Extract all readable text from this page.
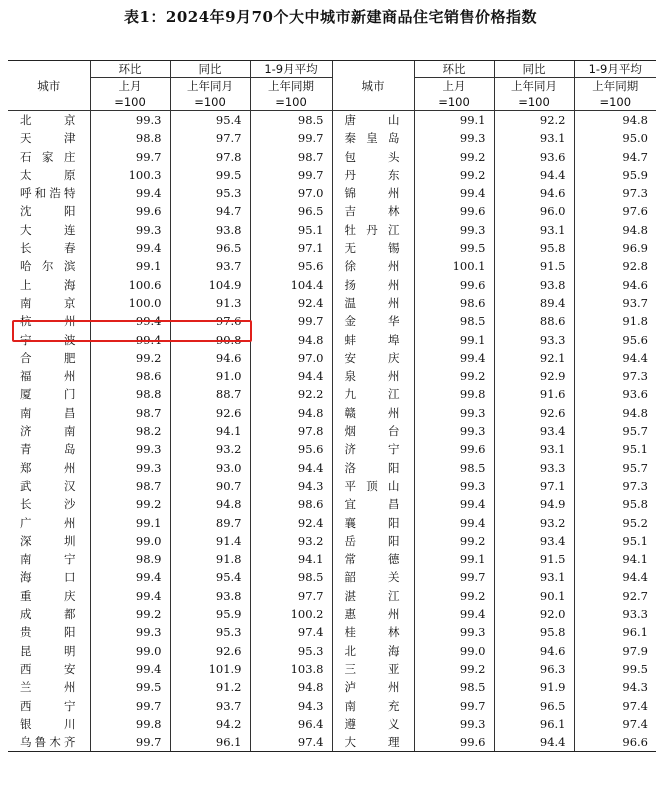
表1：2024年9月70个大中城市新建商品住宅销售价格指数
城市	环比	同比	1-9月平均	城市	环比	同比	1-9月平均
	上月	上年同月	上年同期		上月	上年同月	上年同期
	=100	=100	=100		=100	=100	=100
北　　京	99.3	95.4	98.5	唐　　山	99.1	92.2	94.8
天　　津	98.8	97.7	99.7	秦 皇 岛	99.3	93.1	95.0
石 家 庄	99.7	97.8	98.7	包　　头	99.2	93.6	94.7
太　　原	100.3	99.5	99.7	丹　　东	99.2	94.4	95.9
呼和浩特	99.4	95.3	97.0	锦　　州	99.4	94.6	97.3
沈　　阳	99.6	94.7	96.5	吉　　林	99.6	96.0	97.6
大　　连	99.3	93.8	95.1	牡 丹 江	99.3	93.1	94.8
长　　春	99.4	96.5	97.1	无　　锡	99.5	95.8	96.9
哈 尔 滨	99.1	93.7	95.6	徐　　州	100.1	91.5	92.8
上　　海	100.6	104.9	104.4	扬　　州	99.6	93.8	94.6
南　　京	100.0	91.3	92.4	温　　州	98.6	89.4	93.7
杭　　州	99.4	97.6	99.7	金　　华	98.5	88.6	91.8
宁　　波	99.4	90.8	94.8	蚌　　埠	99.1	93.3	95.6
合　　肥	99.2	94.6	97.0	安　　庆	99.4	92.1	94.4
福　　州	98.6	91.0	94.4	泉　　州	99.2	92.9	97.3
厦　　门	98.8	88.7	92.2	九　　江	99.8	91.6	93.6
南　　昌	98.7	92.6	94.8	赣　　州	99.3	92.6	94.8
济　　南	98.2	94.1	97.8	烟　　台	99.3	93.4	95.7
青　　岛	99.3	93.2	95.6	济　　宁	99.6	93.1	95.1
郑　　州	99.3	93.0	94.4	洛　　阳	98.5	93.3	95.7
武　　汉	98.7	90.7	94.3	平 顶 山	99.3	97.1	97.3
长　　沙	99.2	94.8	98.6	宜　　昌	99.4	94.9	95.8
广　　州	99.1	89.7	92.4	襄　　阳	99.4	93.2	95.2
深　　圳	99.0	91.4	93.2	岳　　阳	99.2	93.4	95.1
南　　宁	98.9	91.8	94.1	常　　德	99.1	91.5	94.1
海　　口	99.4	95.4	98.5	韶　　关	99.7	93.1	94.4
重　　庆	99.4	93.8	97.7	湛　　江	99.2	90.1	92.7
成　　都	99.2	95.9	100.2	惠　　州	99.4	92.0	93.3
贵　　阳	99.3	95.3	97.4	桂　　林	99.3	95.8	96.1
昆　　明	99.0	92.6	95.3	北　　海	99.0	94.6	97.9
西　　安	99.4	101.9	103.8	三　　亚	99.2	96.3	99.5
兰　　州	99.5	91.2	94.8	泸　　州	98.5	91.9	94.3
西　　宁	99.7	93.7	94.3	南　　充	99.7	96.5	97.4
银　　川	99.8	94.2	96.4	遵　　义	99.3	96.1	97.4
乌鲁木齐	99.7	96.1	97.4	大　　理	99.6	94.4	96.6
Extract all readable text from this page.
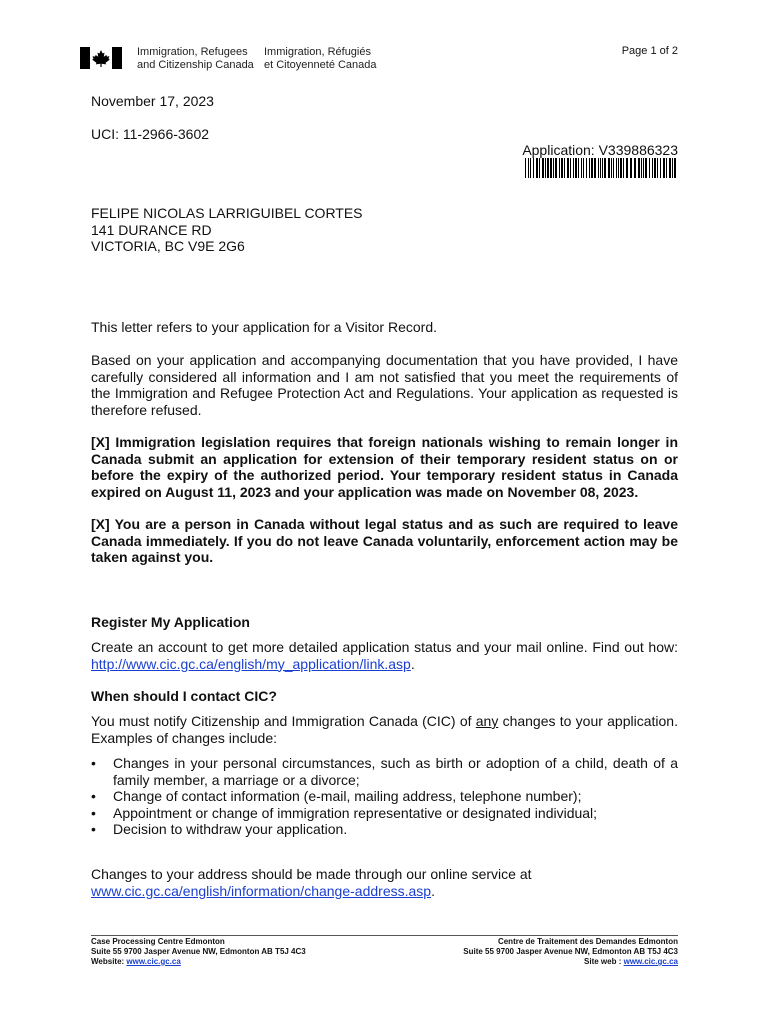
Immigration, Refugees
and Citizenship Canada
Immigration, Réfugiés
et Citoyenneté Canada
Page 1 of 2
November 17, 2023
UCI: 11-2966-3602
Application: V339886323
FELIPE NICOLAS LARRIGUIBEL CORTES
141 DURANCE RD
VICTORIA, BC V9E 2G6
This letter refers to your application for a Visitor Record.
Based on your application and accompanying documentation that you have provided, I have carefully considered all information and I am not satisfied that you meet the requirements of the Immigration and Refugee Protection Act and Regulations. Your application as requested is therefore refused.
[X] Immigration legislation requires that foreign nationals wishing to remain longer in Canada submit an application for extension of their temporary resident status on or before the expiry of the authorized period. Your temporary resident status in Canada expired on August 11, 2023 and your application was made on November 08, 2023.
[X] You are a person in Canada without legal status and as such are required to leave Canada immediately. If you do not leave Canada voluntarily, enforcement action may be taken against you.
Register My Application
Create an account to get more detailed application status and your mail online. Find out how: http://www.cic.gc.ca/english/my_application/link.asp.
When should I contact CIC?
You must notify Citizenship and Immigration Canada (CIC) of any changes to your application. Examples of changes include:
• Changes in your personal circumstances, such as birth or adoption of a child, death of a family member, a marriage or a divorce;
• Change of contact information (e-mail, mailing address, telephone number);
• Appointment or change of immigration representative or designated individual;
• Decision to withdraw your application.
Changes to your address should be made through our online service at
www.cic.gc.ca/english/information/change-address.asp.
Case Processing Centre Edmonton
Suite 55 9700 Jasper Avenue NW, Edmonton AB T5J 4C3
Website: www.cic.gc.ca
Centre de Traitement des Demandes Edmonton
Suite 55 9700 Jasper Avenue NW, Edmonton AB T5J 4C3
Site web : www.cic.gc.ca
_ _ _
PROBLEM TO WORK ON
Read the entries and pick out all lines that include the word "online".

TASK SOLUTION
Create an account to get more detailed application status and your mail online. Find out how: http://www.cic.gc.ca/english/my_application/link.asp.
Changes to your address should be made through our online service at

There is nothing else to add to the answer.